Figure record listings:
[Begin]

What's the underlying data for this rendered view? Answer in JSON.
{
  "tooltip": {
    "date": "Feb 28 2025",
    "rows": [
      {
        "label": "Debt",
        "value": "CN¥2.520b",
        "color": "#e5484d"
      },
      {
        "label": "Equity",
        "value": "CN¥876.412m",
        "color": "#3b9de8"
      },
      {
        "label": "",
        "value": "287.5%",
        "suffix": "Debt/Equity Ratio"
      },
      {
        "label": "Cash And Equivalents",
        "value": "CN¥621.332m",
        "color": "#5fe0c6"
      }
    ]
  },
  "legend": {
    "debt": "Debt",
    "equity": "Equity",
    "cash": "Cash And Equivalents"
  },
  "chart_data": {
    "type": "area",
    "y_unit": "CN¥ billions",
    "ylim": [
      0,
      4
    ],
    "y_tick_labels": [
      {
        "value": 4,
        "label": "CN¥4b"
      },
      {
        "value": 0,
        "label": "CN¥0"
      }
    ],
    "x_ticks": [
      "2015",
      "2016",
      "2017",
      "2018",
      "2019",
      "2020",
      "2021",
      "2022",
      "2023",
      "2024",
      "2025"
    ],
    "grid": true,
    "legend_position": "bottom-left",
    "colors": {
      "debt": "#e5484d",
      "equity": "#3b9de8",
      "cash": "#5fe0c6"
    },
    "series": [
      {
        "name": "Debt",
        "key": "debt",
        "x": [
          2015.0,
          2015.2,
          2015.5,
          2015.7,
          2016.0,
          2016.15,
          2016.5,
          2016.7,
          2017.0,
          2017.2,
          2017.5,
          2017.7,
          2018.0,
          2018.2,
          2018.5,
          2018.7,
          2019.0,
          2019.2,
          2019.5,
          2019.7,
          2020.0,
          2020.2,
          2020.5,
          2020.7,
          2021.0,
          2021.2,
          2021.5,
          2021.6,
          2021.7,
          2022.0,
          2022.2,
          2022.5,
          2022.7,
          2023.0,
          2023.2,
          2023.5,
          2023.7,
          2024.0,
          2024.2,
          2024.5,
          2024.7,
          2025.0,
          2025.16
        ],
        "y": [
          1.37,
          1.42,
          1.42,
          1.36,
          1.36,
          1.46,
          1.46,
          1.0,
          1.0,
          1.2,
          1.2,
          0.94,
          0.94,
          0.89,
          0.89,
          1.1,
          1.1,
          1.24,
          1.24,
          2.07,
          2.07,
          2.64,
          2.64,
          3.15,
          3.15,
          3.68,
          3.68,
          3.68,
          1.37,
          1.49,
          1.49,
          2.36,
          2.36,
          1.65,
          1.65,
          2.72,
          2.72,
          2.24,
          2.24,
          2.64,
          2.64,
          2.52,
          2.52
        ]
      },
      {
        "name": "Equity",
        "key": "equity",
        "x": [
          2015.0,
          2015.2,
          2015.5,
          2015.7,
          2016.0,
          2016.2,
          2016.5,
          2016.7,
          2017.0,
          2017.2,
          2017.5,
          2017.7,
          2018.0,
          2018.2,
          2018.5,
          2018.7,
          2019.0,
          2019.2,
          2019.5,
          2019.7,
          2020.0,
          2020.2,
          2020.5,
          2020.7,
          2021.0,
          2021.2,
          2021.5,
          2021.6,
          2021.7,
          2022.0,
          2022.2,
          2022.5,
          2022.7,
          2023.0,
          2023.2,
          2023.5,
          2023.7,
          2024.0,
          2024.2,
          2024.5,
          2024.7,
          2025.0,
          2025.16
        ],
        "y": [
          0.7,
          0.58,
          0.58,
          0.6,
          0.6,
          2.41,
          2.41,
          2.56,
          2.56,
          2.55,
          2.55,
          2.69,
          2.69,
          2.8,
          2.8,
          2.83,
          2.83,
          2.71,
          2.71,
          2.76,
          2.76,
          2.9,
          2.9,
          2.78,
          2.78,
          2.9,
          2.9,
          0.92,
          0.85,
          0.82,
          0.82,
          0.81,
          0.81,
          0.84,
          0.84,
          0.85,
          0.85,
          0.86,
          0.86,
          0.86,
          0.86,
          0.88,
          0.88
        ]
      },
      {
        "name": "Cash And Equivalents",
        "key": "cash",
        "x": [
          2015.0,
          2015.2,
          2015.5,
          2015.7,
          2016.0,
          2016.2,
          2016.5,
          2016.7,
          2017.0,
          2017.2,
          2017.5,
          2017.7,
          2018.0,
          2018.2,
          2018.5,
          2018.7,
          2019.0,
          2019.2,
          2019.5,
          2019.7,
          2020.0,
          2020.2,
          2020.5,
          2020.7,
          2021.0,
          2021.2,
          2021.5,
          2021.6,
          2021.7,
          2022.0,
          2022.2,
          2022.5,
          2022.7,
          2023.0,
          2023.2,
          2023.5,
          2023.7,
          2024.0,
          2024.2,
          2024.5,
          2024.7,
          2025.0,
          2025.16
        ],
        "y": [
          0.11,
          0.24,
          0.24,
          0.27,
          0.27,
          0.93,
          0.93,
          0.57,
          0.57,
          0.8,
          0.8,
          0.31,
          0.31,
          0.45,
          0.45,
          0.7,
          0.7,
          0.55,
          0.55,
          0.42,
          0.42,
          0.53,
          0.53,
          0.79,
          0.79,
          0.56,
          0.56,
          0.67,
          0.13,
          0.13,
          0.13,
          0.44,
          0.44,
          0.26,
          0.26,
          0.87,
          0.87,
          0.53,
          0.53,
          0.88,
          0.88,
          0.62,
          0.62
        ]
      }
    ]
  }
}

[End]

* [REQUIREMENTS]: Select and copy every line from the records that includes the word "value".

* [REPLY TO THE EXERCISE]:
        "value": "CN¥2.520b",
        "value": "CN¥876.412m",
        "value": "287.5%",
        "value": "CN¥621.332m",
        "value": 4,
        "value": 0,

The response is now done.